#### Task description:
Look through the material below. Copy every line with the string "중계장치" in it.

(Saved data entries)
━━━━━━━━━━━━━━━━━━━━

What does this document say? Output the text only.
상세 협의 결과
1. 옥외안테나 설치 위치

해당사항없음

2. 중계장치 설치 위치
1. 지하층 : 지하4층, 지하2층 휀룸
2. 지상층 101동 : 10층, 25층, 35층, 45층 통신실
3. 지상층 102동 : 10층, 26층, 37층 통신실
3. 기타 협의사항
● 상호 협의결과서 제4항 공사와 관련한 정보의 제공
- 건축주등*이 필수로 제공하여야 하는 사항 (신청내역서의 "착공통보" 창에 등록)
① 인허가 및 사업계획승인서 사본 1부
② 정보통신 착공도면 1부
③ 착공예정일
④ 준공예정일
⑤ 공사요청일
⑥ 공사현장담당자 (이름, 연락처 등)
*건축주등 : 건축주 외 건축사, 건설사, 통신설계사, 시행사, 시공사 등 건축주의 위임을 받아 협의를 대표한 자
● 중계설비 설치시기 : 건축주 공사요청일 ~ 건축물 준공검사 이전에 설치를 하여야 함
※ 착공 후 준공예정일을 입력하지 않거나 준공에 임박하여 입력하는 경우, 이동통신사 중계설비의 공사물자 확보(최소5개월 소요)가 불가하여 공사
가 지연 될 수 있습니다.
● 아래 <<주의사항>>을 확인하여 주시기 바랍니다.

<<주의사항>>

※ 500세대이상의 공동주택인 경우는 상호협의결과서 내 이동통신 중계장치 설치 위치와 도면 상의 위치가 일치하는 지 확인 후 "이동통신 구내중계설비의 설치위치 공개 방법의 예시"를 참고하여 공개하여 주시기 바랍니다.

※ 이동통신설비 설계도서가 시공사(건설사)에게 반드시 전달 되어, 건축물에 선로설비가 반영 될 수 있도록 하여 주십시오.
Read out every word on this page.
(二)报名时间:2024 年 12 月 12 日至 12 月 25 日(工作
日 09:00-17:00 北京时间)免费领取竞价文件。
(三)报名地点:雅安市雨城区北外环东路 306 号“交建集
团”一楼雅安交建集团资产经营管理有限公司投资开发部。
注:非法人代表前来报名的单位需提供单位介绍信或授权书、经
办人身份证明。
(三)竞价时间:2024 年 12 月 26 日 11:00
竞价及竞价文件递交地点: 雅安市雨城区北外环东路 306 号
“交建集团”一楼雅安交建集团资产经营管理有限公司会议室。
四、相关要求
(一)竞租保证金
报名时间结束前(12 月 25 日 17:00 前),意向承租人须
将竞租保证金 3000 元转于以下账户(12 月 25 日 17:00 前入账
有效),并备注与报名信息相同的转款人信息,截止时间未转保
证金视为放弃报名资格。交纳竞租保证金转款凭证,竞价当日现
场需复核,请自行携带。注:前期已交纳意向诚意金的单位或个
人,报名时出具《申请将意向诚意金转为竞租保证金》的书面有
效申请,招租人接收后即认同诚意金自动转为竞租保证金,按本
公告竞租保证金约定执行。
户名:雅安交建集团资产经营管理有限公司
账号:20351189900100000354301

━━━━━━━━━━━━━━━━━━━━

#### Correct result:
2. 중계장치 설치 위치
※ 500세대이상의 공동주택인 경우는 상호협의결과서 내 이동통신 중계장치 설치 위치와 도면 상의 위치가 일치하는 지 확인 후 "이동통신 구내중계설비의 설치위치 공개 방법의 예시"를 참고하여 공개하여 주시기 바랍니다.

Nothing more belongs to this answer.